*TASK LIST*:
**a.** Copy the section of the dpdata toolkit page that begins at the words "Support wildcard, can" and stops after "by system data.", switching "wildcard" to "glob pattern" throughout.
**b.** Proceed with the dpdata toolkit page from the point where it stops.

*EXTRACT TO READ*:
▼
Dpdata Toolkit#

ai2-kit tool dpdata

This toolkit is a command line wrapper of dpdata to allow user to process DeepMD dataset via command line.

Usage#

This toolkit include the following commands:

Command

Description

Example

Reference

read

Read dataset into memory. This command by itself is useless, you should chain other command after reading data into memory.

ai2-kit tool dpdata read ./path/to/dataset --fmt deepmd/npy

Support wildcard, can be call multiple time

write

Use MultiSystems to merge dataset and write to directory

ai2-kit tool dpdata read ./path/to/dataset --fmt deepmd/npy - write ./path/to/merged_dataset

filter

Use lambda expression to filter dataset by system data.
▲
*MATERIAL*:
▼
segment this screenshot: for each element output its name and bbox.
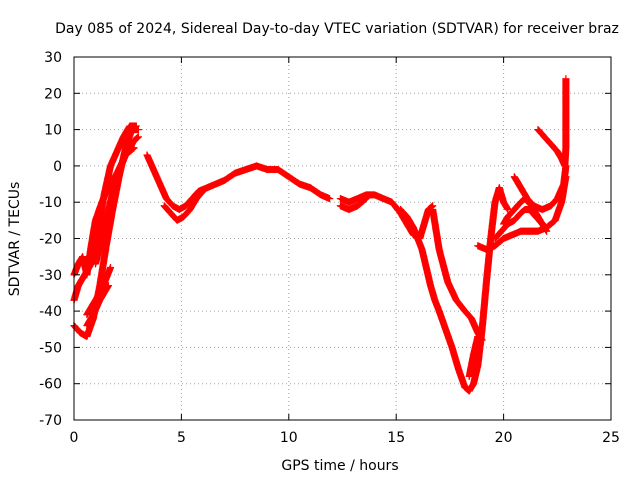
satellite-track-19 <box>561 75 570 170</box>
y-tick-label: -10 <box>39 195 62 211</box>
x-tick-label: 0 <box>70 430 79 446</box>
x-tick-label: 5 <box>177 430 186 446</box>
y-tick-label: -50 <box>39 340 62 356</box>
x-tick-label: 25 <box>602 430 620 446</box>
satellite-track-11 <box>396 184 512 395</box>
satellite-track-4 <box>83 263 115 319</box>
axis-ticks: 0 5 10 15 20 25 -70 -60 -50 -40 -30 -20 -10 0 10 20 30 <box>39 50 620 446</box>
chart-title: Day 085 of 2024, Sidereal Day-to-day VTE… <box>55 21 619 37</box>
satellite-track-9 <box>336 191 437 243</box>
satellite-track-17 <box>510 162 570 214</box>
y-tick-label: -60 <box>39 377 62 393</box>
grid <box>74 57 611 420</box>
satellite-track-13 <box>465 332 482 381</box>
y-tick-label: 30 <box>44 50 62 66</box>
satellite-track-6 <box>91 133 143 268</box>
y-axis-label: SDTVAR / TECUs <box>7 182 23 297</box>
y-tick-label: 20 <box>44 86 62 102</box>
y-tick-label: -40 <box>39 304 62 320</box>
y-tick-label: -20 <box>39 232 62 248</box>
y-tick-label: 10 <box>44 123 62 139</box>
x-tick-label: 15 <box>387 430 405 446</box>
satellite-track-12 <box>429 205 486 344</box>
satellite-track-10 <box>336 194 370 214</box>
y-tick-label: -70 <box>39 413 62 429</box>
satellite-track-8 <box>160 187 207 224</box>
y-tick-label: 0 <box>53 159 62 175</box>
y-tick-label: -30 <box>39 268 62 284</box>
x-axis-label: GPS time / hours <box>281 458 398 474</box>
satellite-track-7 <box>143 151 334 214</box>
x-tick-label: 20 <box>495 430 513 446</box>
x-tick-label: 10 <box>280 430 298 446</box>
data-series <box>70 75 570 395</box>
satellite-track-5 <box>83 282 113 330</box>
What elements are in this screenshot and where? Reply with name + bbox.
▲
*EXERCISE RESPONSES*:
**a.**
Support glob pattern, can be call multiple time

write

Use MultiSystems to merge dataset and write to directory

ai2-kit tool dpdata read ./path/to/dataset --fmt deepmd/npy - write ./path/to/merged_dataset

filter

Use lambda expression to filter dataset by system data.

**b.**
ai2-kit tool dpdata read ./path/to/dataset --fmt deepmd/npy - filter "lambda x: x['forces'].max() < 10" - write ./path/to/filtered_dataset

set_fparam

add fparam to dataset, can be float or list of float

ai2-kit tool dpdata read ./path/to/dataset --fmt deepmd/npy - set_fparam [0,1] - write ./path/to/filtered_dataset

Those commands are chainable and can be used to process trajectory in a pipeline fashion (separated by -). For more information, please refer to the following examples.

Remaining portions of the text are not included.